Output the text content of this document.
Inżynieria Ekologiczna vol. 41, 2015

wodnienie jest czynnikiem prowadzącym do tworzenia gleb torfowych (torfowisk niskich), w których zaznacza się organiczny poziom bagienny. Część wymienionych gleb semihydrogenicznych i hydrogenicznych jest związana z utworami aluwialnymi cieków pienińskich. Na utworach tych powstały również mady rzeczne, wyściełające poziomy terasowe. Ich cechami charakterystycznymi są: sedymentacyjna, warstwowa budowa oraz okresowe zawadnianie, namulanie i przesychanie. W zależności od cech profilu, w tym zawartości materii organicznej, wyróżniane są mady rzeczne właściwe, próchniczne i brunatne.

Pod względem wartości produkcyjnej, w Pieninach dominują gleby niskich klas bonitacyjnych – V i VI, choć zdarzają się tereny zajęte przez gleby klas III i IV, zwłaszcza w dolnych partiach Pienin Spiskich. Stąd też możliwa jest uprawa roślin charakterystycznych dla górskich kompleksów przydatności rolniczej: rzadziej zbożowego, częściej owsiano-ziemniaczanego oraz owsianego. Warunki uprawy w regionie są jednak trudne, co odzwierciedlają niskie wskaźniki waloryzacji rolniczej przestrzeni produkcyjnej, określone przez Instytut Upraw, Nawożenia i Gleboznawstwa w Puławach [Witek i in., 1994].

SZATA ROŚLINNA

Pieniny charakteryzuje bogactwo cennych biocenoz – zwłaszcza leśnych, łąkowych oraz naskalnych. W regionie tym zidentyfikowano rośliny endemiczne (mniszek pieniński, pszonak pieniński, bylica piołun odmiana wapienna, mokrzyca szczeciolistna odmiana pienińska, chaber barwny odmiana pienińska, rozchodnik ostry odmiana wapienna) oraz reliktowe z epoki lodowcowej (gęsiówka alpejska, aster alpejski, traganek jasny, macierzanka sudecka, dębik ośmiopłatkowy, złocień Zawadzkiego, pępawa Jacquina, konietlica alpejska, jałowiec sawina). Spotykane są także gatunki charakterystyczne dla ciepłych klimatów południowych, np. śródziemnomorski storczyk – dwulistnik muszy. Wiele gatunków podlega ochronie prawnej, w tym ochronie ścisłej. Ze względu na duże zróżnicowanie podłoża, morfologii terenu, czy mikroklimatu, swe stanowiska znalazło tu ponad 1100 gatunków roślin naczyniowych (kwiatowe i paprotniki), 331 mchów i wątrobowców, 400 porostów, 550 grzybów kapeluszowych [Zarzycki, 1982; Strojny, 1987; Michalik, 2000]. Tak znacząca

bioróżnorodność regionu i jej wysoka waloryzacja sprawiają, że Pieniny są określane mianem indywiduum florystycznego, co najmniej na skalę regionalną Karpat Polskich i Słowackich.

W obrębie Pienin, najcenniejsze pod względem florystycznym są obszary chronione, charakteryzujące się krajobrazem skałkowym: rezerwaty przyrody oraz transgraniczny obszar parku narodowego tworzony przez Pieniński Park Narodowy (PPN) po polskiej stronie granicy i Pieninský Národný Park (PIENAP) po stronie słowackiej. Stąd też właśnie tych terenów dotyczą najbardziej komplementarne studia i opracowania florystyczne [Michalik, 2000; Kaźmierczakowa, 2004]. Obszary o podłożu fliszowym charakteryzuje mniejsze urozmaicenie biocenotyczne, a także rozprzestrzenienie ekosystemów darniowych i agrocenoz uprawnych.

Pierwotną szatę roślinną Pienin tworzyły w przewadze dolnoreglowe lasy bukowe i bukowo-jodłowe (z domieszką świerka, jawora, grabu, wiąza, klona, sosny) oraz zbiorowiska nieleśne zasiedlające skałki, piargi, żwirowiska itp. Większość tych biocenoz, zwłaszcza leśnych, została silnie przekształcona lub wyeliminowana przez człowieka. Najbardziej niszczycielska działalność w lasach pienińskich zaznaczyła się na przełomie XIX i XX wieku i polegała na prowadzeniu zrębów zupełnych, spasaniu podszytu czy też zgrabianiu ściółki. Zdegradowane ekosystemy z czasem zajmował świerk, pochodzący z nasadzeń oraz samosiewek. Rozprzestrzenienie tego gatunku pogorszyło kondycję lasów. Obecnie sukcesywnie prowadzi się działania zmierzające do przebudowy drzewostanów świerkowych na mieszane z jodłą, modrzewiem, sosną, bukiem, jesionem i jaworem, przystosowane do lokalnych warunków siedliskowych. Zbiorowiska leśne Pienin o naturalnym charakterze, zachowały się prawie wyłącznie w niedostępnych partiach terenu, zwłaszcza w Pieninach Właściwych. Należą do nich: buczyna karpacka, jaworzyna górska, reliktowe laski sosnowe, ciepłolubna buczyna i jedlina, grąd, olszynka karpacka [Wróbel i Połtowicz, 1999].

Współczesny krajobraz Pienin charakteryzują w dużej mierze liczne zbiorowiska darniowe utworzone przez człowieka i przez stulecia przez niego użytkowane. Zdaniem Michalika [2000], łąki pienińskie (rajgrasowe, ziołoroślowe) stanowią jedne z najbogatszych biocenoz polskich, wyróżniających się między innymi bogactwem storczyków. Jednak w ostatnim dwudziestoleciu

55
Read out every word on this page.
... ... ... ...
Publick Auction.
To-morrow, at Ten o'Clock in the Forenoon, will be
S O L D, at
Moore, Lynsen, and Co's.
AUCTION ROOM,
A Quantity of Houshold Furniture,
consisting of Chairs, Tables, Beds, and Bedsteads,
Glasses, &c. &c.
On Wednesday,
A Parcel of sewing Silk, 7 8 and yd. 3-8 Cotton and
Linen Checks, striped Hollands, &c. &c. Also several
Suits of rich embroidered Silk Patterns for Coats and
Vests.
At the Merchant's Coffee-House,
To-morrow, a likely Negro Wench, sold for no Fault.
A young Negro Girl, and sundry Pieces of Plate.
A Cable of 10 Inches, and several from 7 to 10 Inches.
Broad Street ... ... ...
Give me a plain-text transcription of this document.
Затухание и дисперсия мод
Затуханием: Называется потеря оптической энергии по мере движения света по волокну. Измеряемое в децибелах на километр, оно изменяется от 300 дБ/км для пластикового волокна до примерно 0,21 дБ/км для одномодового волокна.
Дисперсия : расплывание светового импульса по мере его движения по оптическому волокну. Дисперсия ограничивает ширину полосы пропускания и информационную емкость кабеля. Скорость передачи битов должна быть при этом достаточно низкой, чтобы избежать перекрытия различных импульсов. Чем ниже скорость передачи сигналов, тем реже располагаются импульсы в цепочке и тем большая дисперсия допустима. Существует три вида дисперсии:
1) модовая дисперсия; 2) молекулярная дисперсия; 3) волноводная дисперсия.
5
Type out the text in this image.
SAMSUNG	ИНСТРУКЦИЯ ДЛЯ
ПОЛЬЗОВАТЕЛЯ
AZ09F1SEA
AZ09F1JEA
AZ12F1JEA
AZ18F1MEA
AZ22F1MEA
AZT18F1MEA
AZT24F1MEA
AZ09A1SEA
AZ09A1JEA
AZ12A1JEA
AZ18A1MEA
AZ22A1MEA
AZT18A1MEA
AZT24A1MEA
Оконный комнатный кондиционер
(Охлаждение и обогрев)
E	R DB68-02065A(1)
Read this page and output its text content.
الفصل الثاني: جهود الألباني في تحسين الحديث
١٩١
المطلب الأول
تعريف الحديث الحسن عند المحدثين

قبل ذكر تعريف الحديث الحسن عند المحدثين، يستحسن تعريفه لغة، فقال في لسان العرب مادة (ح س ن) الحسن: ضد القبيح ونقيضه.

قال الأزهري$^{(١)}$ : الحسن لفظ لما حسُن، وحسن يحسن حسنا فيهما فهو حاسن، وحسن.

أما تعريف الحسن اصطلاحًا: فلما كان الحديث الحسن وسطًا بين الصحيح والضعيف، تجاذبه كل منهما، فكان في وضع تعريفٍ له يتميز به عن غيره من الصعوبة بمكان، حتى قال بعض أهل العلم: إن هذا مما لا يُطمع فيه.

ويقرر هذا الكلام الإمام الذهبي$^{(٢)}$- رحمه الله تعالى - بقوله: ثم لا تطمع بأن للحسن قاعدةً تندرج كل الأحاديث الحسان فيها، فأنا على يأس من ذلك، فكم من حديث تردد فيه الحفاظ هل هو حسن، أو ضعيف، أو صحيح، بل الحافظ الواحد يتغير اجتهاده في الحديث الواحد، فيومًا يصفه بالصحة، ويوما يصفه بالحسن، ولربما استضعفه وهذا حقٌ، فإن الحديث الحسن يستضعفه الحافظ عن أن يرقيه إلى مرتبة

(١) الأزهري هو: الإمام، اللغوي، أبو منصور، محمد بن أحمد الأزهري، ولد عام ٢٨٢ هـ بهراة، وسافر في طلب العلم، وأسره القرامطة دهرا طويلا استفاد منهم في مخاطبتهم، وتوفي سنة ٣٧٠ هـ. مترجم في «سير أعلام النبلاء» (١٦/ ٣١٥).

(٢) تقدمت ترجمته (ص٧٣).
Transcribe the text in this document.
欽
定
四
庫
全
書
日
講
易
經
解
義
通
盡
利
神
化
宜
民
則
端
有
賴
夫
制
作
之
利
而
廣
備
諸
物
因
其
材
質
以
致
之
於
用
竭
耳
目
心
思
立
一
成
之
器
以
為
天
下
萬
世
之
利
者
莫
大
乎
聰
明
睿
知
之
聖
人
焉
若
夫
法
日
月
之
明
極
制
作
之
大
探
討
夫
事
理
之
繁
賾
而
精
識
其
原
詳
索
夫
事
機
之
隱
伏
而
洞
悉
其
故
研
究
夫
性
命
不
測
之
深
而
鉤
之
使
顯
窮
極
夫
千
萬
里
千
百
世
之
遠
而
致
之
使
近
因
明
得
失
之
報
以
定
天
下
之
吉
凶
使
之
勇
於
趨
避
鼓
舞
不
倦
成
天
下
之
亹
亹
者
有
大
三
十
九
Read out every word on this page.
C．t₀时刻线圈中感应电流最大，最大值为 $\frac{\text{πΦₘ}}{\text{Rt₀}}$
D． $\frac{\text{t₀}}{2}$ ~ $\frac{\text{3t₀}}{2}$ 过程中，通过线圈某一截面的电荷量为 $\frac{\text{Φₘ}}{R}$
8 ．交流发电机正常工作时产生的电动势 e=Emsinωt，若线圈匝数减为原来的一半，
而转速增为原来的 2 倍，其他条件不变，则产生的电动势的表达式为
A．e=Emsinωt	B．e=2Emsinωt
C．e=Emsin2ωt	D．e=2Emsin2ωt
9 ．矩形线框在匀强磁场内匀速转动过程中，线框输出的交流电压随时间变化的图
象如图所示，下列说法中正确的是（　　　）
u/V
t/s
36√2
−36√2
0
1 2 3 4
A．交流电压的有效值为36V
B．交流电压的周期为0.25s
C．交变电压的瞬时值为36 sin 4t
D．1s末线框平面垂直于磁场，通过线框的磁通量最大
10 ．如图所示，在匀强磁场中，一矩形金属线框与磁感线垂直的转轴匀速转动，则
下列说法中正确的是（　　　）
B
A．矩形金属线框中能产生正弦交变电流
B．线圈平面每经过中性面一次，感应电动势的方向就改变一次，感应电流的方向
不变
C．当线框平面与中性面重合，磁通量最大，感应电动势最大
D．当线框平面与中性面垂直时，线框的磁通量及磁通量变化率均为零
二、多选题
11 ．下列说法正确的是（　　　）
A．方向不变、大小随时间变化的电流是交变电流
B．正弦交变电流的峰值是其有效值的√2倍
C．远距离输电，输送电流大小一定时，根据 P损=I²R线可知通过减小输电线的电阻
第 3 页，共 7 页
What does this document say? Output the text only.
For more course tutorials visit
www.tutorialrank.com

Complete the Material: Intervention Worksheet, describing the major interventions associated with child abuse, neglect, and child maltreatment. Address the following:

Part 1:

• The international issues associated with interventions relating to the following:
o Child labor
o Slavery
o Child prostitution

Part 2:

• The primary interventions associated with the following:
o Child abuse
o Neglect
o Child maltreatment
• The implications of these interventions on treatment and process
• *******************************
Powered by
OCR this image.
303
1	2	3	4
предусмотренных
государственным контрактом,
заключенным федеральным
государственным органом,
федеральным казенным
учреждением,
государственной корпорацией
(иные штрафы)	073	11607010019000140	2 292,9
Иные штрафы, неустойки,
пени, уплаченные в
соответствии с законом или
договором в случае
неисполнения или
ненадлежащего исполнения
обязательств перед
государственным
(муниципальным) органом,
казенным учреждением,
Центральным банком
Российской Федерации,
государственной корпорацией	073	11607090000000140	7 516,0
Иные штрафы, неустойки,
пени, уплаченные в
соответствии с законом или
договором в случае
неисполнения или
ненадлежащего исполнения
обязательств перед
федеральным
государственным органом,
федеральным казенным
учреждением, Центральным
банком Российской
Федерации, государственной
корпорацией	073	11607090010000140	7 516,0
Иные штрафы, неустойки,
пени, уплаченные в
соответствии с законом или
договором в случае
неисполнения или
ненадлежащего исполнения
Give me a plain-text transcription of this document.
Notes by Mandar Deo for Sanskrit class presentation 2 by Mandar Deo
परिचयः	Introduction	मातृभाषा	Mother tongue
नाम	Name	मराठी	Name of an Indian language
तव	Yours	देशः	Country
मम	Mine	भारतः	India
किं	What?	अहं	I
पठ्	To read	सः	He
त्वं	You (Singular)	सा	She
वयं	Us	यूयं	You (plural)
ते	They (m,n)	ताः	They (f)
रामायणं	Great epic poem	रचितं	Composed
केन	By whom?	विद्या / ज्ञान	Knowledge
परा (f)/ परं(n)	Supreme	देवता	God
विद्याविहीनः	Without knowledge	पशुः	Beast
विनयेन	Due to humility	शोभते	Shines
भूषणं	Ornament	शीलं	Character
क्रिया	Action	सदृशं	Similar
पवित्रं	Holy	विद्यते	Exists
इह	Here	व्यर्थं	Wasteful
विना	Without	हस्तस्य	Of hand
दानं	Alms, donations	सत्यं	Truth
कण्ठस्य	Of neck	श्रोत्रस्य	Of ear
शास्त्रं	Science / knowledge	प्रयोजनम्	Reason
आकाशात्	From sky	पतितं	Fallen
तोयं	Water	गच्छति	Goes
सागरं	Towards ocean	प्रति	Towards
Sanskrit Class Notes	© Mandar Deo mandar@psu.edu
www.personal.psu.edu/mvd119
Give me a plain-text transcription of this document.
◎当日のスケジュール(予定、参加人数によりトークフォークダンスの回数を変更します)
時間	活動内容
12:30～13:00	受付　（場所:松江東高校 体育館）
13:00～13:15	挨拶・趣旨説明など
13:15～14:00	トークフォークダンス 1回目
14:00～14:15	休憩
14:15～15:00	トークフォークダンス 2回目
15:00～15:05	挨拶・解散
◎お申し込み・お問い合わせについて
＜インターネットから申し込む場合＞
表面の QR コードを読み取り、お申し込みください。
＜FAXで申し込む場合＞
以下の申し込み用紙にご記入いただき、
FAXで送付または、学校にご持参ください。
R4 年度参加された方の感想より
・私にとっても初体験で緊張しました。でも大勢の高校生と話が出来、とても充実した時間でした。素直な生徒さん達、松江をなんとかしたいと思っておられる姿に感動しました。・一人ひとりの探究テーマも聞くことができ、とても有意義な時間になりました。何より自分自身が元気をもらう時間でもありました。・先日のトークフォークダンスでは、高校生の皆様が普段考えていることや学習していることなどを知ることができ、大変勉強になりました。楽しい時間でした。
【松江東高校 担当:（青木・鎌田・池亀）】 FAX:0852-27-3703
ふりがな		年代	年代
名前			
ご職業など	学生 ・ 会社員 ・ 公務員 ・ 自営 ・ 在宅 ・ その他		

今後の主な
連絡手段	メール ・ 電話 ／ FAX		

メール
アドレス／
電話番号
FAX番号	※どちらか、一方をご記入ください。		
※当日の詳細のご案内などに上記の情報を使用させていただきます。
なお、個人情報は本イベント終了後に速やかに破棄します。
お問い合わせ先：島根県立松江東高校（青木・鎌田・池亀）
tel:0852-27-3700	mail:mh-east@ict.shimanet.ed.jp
◇ ◇ ◇ ◇ ◇ ◇ ◇
GOAL: From the entries above, copy out every line where the string "content" appears.

ANSWER FOR THE TASK:
Output the text content of this document.
Read this page and output its text content.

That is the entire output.